Set problem =
Every line that contains the word "Sept" should be copied out.

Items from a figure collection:
┄┄┄┄┄┄
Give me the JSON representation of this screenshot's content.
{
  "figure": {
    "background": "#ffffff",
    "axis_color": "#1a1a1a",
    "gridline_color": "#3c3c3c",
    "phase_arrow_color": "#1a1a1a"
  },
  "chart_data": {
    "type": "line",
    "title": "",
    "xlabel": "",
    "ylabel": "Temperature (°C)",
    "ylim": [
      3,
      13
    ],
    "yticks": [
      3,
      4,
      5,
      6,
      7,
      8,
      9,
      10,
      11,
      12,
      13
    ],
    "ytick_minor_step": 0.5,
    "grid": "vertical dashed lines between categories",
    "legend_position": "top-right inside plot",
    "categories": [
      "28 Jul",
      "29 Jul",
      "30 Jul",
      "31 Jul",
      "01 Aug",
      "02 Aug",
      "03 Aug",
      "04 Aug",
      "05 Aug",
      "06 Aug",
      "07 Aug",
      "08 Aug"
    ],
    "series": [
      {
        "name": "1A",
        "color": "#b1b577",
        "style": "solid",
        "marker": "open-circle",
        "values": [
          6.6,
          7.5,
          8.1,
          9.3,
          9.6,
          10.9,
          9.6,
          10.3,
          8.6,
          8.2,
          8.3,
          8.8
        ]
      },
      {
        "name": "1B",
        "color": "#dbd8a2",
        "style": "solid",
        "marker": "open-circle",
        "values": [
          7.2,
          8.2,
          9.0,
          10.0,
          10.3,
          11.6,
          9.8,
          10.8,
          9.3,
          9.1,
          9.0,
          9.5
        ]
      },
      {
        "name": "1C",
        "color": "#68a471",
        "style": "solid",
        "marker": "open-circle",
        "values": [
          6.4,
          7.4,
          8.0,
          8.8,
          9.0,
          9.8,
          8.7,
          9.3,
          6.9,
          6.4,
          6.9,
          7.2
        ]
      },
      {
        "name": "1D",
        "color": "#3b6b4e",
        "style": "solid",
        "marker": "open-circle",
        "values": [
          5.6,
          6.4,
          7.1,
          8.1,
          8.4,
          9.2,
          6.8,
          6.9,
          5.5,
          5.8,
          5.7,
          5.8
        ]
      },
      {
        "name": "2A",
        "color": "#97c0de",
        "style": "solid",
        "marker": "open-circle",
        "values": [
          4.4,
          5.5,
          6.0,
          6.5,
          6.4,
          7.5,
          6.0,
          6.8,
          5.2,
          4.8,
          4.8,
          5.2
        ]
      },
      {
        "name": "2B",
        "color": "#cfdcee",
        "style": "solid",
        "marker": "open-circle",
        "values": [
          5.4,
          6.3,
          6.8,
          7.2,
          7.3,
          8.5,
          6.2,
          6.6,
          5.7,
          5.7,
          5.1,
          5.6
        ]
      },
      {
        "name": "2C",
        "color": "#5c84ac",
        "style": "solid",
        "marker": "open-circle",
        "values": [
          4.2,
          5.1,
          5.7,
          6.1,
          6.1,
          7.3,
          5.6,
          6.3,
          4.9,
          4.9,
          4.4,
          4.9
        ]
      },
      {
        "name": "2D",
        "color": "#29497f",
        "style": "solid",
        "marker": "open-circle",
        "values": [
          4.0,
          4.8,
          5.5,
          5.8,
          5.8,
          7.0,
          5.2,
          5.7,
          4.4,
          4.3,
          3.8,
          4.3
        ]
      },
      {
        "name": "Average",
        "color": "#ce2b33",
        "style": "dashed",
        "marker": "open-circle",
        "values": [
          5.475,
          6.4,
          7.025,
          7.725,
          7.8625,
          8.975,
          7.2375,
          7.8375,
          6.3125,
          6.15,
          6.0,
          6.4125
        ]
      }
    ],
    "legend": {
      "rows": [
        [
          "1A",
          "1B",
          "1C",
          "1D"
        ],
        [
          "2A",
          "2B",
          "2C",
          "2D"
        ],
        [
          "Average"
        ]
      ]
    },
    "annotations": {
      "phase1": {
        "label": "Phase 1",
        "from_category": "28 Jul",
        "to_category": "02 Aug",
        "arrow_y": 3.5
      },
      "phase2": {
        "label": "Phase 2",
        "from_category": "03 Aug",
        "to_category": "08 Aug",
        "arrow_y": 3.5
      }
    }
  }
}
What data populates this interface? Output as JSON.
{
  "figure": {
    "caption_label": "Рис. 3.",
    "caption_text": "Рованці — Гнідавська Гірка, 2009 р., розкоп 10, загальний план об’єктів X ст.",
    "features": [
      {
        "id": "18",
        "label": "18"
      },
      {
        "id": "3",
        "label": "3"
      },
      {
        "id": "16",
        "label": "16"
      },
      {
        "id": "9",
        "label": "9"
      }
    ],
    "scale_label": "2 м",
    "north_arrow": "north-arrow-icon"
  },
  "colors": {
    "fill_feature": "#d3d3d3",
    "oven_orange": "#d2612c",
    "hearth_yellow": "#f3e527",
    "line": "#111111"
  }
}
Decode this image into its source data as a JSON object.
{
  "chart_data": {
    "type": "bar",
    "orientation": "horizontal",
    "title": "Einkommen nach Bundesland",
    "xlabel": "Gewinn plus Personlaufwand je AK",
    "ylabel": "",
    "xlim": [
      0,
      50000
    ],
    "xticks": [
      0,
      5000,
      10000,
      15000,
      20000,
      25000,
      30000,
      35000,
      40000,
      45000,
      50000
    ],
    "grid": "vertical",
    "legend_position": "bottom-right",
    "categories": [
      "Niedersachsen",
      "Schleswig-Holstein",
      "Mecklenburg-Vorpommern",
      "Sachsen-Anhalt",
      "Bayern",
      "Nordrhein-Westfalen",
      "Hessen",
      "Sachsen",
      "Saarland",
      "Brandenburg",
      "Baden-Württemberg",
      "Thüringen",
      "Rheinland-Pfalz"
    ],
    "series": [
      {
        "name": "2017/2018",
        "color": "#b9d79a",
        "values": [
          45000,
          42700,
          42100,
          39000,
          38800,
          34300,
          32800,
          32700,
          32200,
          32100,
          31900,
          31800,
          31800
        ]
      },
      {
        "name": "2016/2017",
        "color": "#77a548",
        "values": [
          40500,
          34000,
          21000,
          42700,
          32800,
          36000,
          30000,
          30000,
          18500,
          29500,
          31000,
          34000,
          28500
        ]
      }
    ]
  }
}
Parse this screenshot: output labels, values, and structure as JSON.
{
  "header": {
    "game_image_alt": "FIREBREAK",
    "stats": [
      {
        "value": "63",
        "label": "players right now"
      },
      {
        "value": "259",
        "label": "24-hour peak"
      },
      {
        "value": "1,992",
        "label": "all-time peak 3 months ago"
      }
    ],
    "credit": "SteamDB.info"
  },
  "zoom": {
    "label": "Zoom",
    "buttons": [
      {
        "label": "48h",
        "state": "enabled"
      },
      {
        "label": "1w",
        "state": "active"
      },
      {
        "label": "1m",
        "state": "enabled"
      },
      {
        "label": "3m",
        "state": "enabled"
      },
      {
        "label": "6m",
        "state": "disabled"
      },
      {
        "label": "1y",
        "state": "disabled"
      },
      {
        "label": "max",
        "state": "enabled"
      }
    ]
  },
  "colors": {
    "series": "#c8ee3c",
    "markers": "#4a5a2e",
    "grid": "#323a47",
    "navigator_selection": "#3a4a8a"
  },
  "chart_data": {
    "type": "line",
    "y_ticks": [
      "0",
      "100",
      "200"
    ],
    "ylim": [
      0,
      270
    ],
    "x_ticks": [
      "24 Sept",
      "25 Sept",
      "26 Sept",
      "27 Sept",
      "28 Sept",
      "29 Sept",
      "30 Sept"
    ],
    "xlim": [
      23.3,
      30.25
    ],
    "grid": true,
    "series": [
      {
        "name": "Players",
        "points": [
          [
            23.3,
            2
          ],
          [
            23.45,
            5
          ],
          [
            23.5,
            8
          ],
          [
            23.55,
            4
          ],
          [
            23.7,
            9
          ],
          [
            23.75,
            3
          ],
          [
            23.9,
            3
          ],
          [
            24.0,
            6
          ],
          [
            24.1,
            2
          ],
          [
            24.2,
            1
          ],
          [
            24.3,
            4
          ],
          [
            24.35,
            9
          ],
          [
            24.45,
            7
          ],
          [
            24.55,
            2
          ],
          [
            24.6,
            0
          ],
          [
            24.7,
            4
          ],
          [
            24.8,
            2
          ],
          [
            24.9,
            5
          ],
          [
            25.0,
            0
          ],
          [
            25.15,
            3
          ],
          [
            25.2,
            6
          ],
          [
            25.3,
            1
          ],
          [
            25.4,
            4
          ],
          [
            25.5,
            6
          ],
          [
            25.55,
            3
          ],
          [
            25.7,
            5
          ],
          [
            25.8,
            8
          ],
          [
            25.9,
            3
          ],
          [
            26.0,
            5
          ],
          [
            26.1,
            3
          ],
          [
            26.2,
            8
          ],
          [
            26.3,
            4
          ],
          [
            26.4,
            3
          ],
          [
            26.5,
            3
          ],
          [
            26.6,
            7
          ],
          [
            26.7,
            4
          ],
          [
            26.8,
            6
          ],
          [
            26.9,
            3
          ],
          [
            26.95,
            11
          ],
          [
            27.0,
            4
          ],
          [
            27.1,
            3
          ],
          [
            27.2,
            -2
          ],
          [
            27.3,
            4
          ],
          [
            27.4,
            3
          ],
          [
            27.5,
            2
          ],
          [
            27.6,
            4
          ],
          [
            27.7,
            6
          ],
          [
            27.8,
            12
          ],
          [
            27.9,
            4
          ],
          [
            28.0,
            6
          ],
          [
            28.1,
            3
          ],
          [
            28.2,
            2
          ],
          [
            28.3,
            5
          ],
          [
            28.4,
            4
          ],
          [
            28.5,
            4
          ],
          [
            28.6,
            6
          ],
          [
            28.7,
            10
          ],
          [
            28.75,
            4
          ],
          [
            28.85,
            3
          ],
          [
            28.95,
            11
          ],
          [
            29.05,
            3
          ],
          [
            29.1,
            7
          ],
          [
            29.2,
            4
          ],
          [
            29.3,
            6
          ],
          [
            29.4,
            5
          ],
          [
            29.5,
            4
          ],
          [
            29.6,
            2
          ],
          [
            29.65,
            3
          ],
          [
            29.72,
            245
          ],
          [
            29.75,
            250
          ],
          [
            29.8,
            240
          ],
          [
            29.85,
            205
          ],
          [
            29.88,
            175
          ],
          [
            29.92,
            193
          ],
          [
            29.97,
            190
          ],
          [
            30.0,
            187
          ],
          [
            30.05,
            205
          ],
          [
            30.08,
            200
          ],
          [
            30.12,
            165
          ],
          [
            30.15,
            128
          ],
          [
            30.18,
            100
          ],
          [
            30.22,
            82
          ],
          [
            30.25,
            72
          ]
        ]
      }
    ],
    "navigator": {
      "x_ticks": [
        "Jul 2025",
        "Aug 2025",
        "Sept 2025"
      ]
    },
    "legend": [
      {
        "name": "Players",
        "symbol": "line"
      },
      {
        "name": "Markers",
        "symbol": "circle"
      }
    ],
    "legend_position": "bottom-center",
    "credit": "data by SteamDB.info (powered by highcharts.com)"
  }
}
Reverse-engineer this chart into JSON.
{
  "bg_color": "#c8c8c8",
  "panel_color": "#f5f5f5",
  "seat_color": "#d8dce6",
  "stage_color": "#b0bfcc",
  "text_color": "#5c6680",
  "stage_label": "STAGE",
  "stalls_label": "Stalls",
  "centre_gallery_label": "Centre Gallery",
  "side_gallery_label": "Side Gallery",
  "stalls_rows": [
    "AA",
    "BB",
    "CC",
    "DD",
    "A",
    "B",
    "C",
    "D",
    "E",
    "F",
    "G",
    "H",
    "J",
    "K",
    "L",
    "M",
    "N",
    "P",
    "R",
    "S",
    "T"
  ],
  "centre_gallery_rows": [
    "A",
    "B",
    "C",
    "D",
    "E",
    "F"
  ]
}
┄┄┄┄┄┄
Solution =
      "24 Sept",
      "25 Sept",
      "26 Sept",
      "27 Sept",
      "28 Sept",
      "29 Sept",
      "30 Sept"
        "Sept 2025"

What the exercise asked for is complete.